▸ **Written task**
Search the data for the word "then" and copy every line that contains it.

▸ **Dataset excerpts**

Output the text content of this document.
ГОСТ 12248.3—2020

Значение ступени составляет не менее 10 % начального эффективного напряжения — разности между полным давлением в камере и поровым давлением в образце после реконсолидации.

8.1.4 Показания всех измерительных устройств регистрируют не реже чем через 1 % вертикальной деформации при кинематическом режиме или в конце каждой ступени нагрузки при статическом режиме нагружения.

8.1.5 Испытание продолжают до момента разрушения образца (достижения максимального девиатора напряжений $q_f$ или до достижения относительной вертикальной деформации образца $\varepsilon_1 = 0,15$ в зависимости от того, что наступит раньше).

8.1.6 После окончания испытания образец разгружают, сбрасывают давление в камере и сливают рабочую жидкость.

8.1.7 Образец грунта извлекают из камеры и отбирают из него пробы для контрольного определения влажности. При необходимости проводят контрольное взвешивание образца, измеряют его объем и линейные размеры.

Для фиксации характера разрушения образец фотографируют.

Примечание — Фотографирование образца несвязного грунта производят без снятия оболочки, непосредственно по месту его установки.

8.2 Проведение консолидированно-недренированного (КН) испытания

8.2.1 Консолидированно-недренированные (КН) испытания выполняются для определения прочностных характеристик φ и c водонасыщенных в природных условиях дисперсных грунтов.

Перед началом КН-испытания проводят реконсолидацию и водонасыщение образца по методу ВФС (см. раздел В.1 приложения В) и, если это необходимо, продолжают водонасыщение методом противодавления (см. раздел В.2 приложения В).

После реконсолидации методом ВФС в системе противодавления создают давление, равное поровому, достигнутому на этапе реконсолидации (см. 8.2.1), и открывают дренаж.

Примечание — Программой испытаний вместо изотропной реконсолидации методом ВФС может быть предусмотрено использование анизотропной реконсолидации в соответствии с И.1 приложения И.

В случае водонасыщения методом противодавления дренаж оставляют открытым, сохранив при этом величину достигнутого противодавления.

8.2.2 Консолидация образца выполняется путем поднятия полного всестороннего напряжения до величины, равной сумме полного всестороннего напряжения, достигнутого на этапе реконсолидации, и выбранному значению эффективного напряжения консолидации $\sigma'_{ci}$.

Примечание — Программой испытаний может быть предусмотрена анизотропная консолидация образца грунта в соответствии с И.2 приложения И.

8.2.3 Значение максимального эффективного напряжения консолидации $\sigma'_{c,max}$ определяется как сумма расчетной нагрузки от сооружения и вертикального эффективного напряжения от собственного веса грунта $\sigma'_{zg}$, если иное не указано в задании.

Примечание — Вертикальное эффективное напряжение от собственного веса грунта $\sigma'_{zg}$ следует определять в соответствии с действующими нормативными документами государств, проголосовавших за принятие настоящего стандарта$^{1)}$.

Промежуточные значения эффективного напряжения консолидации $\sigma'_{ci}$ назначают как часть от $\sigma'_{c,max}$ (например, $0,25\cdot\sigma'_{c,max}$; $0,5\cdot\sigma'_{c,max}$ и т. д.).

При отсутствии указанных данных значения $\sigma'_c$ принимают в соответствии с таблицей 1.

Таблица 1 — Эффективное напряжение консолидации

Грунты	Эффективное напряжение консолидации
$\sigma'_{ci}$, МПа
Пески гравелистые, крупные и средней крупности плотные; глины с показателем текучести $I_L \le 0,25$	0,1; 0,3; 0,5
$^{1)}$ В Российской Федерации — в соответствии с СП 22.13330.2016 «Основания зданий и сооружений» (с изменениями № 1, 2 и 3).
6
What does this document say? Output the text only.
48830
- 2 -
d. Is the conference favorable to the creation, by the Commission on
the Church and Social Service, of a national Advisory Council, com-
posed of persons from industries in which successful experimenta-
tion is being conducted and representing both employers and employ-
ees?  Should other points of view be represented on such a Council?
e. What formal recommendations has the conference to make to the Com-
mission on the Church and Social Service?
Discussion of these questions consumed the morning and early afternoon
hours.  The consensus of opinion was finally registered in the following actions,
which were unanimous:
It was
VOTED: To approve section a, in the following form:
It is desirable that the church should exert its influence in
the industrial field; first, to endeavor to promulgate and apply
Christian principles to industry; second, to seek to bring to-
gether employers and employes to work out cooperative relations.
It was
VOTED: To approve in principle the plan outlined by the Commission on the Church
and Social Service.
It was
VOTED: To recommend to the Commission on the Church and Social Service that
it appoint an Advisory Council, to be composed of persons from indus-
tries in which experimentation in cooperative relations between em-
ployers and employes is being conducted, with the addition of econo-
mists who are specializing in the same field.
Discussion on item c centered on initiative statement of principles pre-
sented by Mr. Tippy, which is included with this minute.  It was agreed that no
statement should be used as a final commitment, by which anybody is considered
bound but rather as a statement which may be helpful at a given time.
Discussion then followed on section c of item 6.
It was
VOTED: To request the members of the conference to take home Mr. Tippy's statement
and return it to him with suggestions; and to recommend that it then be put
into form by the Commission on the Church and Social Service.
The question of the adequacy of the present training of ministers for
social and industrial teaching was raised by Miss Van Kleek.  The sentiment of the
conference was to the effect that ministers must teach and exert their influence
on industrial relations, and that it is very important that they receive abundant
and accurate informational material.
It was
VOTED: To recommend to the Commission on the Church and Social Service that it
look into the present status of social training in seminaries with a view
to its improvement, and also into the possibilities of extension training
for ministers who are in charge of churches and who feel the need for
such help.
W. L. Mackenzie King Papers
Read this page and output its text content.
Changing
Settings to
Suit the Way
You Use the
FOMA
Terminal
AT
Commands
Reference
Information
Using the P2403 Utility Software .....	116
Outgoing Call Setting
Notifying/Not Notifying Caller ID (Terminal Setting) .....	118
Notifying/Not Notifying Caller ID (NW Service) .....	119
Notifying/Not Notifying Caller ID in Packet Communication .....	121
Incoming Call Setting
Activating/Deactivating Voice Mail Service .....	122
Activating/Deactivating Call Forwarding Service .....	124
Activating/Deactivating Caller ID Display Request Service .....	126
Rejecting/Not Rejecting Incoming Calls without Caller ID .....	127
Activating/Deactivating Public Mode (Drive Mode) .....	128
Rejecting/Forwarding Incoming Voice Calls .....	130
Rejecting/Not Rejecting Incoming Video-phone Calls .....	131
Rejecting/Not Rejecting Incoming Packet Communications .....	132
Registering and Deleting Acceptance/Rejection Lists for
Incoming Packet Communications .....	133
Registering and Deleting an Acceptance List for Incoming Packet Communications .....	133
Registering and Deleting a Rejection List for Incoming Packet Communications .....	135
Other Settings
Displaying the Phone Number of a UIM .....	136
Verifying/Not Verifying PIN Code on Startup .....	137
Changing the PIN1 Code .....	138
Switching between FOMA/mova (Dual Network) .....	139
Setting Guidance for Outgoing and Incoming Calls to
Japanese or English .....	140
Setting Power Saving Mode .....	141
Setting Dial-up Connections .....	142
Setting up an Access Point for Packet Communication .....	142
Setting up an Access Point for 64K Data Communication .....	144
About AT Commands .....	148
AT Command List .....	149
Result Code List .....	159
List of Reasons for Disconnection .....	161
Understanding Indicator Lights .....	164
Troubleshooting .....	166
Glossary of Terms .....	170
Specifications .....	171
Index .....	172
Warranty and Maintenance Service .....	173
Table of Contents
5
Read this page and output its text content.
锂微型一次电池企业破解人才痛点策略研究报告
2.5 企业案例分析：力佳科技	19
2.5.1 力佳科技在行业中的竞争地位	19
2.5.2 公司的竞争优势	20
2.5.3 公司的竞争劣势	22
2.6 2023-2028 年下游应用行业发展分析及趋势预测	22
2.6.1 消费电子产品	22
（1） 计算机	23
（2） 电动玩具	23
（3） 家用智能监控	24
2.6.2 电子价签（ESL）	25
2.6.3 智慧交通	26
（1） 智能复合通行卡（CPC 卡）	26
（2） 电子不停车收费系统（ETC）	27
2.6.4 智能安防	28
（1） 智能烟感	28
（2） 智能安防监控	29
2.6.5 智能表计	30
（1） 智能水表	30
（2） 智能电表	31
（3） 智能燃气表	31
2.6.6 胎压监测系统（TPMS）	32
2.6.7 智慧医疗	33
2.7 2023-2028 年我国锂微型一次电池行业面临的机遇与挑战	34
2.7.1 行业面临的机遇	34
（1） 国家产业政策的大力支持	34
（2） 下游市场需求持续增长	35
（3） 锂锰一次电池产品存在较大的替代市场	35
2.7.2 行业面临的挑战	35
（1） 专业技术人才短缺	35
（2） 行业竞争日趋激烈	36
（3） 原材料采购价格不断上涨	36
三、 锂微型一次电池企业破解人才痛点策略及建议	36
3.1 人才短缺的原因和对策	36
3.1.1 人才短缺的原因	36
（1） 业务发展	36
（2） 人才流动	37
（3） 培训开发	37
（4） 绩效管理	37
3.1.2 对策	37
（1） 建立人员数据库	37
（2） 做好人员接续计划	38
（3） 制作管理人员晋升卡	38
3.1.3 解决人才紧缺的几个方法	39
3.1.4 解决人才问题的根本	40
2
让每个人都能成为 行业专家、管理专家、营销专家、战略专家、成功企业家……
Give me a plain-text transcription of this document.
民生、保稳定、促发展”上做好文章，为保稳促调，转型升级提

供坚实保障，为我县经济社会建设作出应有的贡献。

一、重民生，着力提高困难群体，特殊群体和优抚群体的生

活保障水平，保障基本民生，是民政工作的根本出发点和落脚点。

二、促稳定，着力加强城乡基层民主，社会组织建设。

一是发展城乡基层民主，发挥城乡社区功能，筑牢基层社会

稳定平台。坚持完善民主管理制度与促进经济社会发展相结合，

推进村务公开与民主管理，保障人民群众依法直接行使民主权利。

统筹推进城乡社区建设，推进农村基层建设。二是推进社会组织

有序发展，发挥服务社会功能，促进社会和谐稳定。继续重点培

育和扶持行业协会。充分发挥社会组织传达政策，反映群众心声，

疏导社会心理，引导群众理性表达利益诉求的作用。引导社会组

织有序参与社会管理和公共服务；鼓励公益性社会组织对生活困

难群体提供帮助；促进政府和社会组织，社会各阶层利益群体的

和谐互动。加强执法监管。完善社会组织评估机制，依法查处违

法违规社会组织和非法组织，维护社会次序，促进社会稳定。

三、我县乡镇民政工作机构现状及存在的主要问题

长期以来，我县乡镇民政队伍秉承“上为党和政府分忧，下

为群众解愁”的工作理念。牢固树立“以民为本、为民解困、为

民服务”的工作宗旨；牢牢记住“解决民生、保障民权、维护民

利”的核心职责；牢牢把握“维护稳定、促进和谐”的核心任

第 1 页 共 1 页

▸ **Correct answer**
Discussion then followed on section c of item 6.
and return it to him with suggestions; and to recommend that it then be put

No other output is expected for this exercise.